• [Short task]
In your copy, leave out the pictures; write out all the data exactly.

• [Records for this exercise]
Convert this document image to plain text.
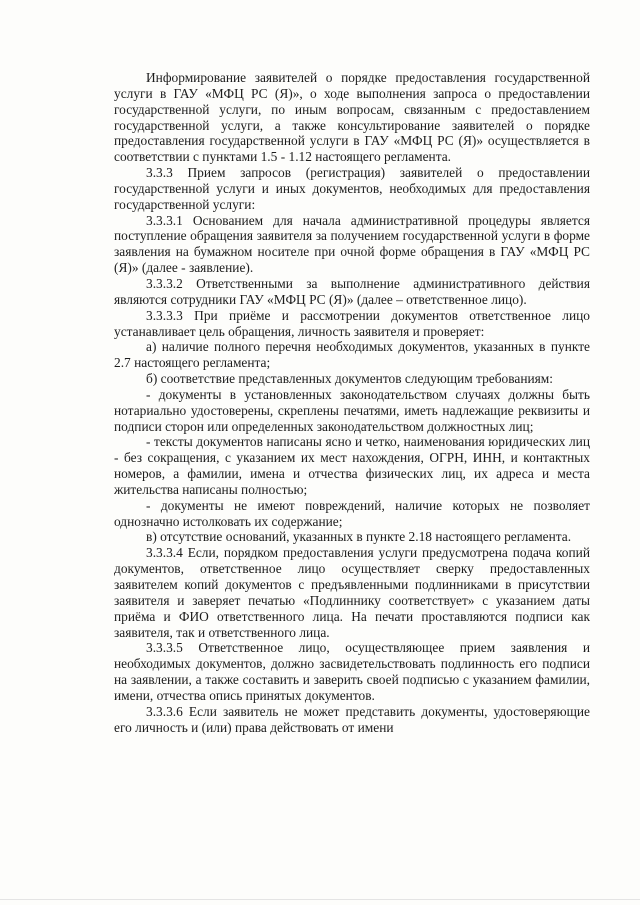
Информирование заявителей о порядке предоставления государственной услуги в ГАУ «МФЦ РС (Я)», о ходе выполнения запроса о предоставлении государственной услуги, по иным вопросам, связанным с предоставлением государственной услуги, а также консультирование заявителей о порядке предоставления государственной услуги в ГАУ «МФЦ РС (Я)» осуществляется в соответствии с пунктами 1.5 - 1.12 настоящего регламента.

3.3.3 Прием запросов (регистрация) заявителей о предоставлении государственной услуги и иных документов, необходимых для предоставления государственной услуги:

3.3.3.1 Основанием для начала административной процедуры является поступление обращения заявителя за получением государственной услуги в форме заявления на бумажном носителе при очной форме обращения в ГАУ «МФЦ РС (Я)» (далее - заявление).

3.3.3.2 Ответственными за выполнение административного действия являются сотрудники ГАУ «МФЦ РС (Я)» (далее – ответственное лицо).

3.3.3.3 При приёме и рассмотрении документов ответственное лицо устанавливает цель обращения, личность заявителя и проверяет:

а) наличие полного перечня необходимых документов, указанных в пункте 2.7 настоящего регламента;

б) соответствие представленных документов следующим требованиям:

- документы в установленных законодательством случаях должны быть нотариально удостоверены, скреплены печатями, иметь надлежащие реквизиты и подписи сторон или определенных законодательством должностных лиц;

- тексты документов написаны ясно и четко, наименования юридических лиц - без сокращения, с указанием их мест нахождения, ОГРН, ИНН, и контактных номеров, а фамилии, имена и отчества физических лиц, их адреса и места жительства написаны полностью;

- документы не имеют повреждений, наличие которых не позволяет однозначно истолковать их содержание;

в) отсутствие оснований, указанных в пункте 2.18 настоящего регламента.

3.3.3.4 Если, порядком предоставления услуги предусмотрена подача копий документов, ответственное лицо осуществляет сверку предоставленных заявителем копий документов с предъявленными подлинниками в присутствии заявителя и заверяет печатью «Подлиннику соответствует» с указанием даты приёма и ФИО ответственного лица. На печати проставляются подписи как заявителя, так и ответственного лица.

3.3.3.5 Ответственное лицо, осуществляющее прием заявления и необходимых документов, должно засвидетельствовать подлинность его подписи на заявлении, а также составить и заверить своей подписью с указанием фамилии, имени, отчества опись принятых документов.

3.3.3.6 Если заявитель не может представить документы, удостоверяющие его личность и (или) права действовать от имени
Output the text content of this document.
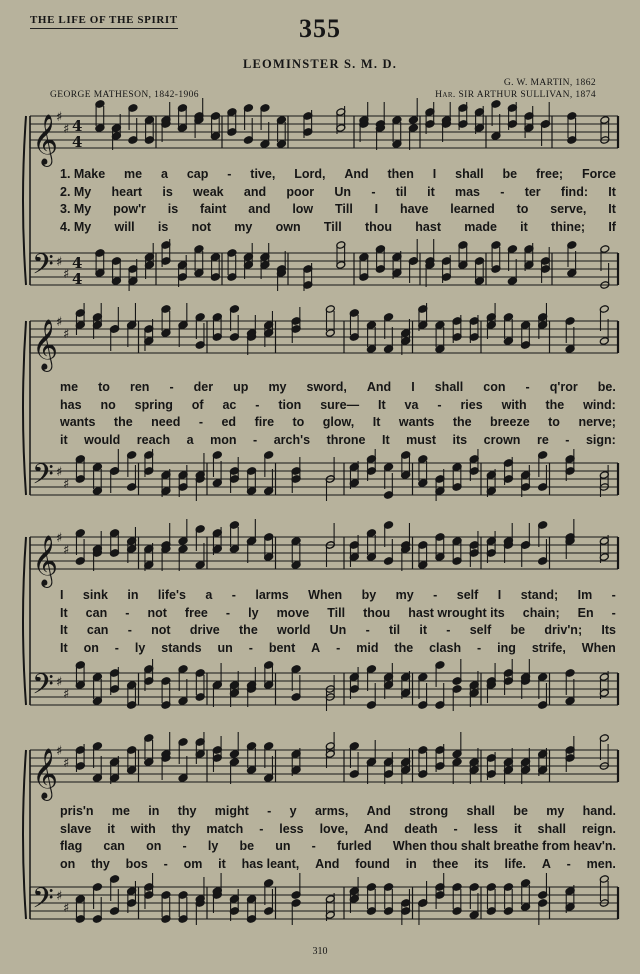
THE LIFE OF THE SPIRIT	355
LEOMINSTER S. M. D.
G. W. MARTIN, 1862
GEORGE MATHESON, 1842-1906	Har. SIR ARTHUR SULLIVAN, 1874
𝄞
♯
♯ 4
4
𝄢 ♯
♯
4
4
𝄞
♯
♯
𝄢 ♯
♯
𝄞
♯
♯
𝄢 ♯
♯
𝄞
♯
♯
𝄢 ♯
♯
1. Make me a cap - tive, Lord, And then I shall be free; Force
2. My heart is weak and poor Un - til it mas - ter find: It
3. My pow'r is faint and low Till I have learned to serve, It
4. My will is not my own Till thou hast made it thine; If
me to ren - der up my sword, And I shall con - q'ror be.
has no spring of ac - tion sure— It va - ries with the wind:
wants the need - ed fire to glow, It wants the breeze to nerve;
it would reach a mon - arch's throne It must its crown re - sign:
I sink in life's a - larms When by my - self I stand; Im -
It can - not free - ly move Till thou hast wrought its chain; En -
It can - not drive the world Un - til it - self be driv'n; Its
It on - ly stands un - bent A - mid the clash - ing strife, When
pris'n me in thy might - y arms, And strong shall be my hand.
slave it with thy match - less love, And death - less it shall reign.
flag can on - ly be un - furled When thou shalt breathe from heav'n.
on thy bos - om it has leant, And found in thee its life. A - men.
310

• [Output of the task]
Convert this document image to plain text.
Информирование заявителей о порядке предоставления государственной услуги в ГАУ «МФЦ РС (Я)», о ходе выполнения запроса о предоставлении государственной услуги, по иным вопросам, связанным с предоставлением государственной услуги, а также консультирование заявителей о порядке предоставления государственной услуги в ГАУ «МФЦ РС (Я)» осуществляется в соответствии с пунктами 1.5 - 1.12 настоящего регламента.

3.3.3 Прием запросов (регистрация) заявителей о предоставлении государственной услуги и иных документов, необходимых для предоставления государственной услуги:

3.3.3.1 Основанием для начала административной процедуры является поступление обращения заявителя за получением государственной услуги в форме заявления на бумажном носителе при очной форме обращения в ГАУ «МФЦ РС (Я)» (далее - заявление).

3.3.3.2 Ответственными за выполнение административного действия являются сотрудники ГАУ «МФЦ РС (Я)» (далее – ответственное лицо).

3.3.3.3 При приёме и рассмотрении документов ответственное лицо устанавливает цель обращения, личность заявителя и проверяет:

а) наличие полного перечня необходимых документов, указанных в пункте 2.7 настоящего регламента;

б) соответствие представленных документов следующим требованиям:

- документы в установленных законодательством случаях должны быть нотариально удостоверены, скреплены печатями, иметь надлежащие реквизиты и подписи сторон или определенных законодательством должностных лиц;

- тексты документов написаны ясно и четко, наименования юридических лиц - без сокращения, с указанием их мест нахождения, ОГРН, ИНН, и контактных номеров, а фамилии, имена и отчества физических лиц, их адреса и места жительства написаны полностью;

- документы не имеют повреждений, наличие которых не позволяет однозначно истолковать их содержание;

в) отсутствие оснований, указанных в пункте 2.18 настоящего регламента.

3.3.3.4 Если, порядком предоставления услуги предусмотрена подача копий документов, ответственное лицо осуществляет сверку предоставленных заявителем копий документов с предъявленными подлинниками в присутствии заявителя и заверяет печатью «Подлиннику соответствует» с указанием даты приёма и ФИО ответственного лица. На печати проставляются подписи как заявителя, так и ответственного лица.

3.3.3.5 Ответственное лицо, осуществляющее прием заявления и необходимых документов, должно засвидетельствовать подлинность его подписи на заявлении, а также составить и заверить своей подписью с указанием фамилии, имени, отчества опись принятых документов.

3.3.3.6 Если заявитель не может представить документы, удостоверяющие его личность и (или) права действовать от имени
Output the text content of this document.
THE LIFE OF THE SPIRIT	355
LEOMINSTER S. M. D.
G. W. MARTIN, 1862
GEORGE MATHESON, 1842-1906	Har. SIR ARTHUR SULLIVAN, 1874
𝄞
♯
♯ 4
4
𝄢 ♯
♯
4
4
𝄞
♯
♯
𝄢 ♯
♯
𝄞
♯
♯
𝄢 ♯
♯
𝄞
♯
♯
𝄢 ♯
♯
1. Make me a cap - tive, Lord, And then I shall be free; Force
2. My heart is weak and poor Un - til it mas - ter find: It
3. My pow'r is faint and low Till I have learned to serve, It
4. My will is not my own Till thou hast made it thine; If
me to ren - der up my sword, And I shall con - q'ror be.
has no spring of ac - tion sure— It va - ries with the wind:
wants the need - ed fire to glow, It wants the breeze to nerve;
it would reach a mon - arch's throne It must its crown re - sign:
I sink in life's a - larms When by my - self I stand; Im -
It can - not free - ly move Till thou hast wrought its chain; En -
It can - not drive the world Un - til it - self be driv'n; Its
It on - ly stands un - bent A - mid the clash - ing strife, When
pris'n me in thy might - y arms, And strong shall be my hand.
slave it with thy match - less love, And death - less it shall reign.
flag can on - ly be un - furled When thou shalt breathe from heav'n.
on thy bos - om it has leant, And found in thee its life. A - men.
310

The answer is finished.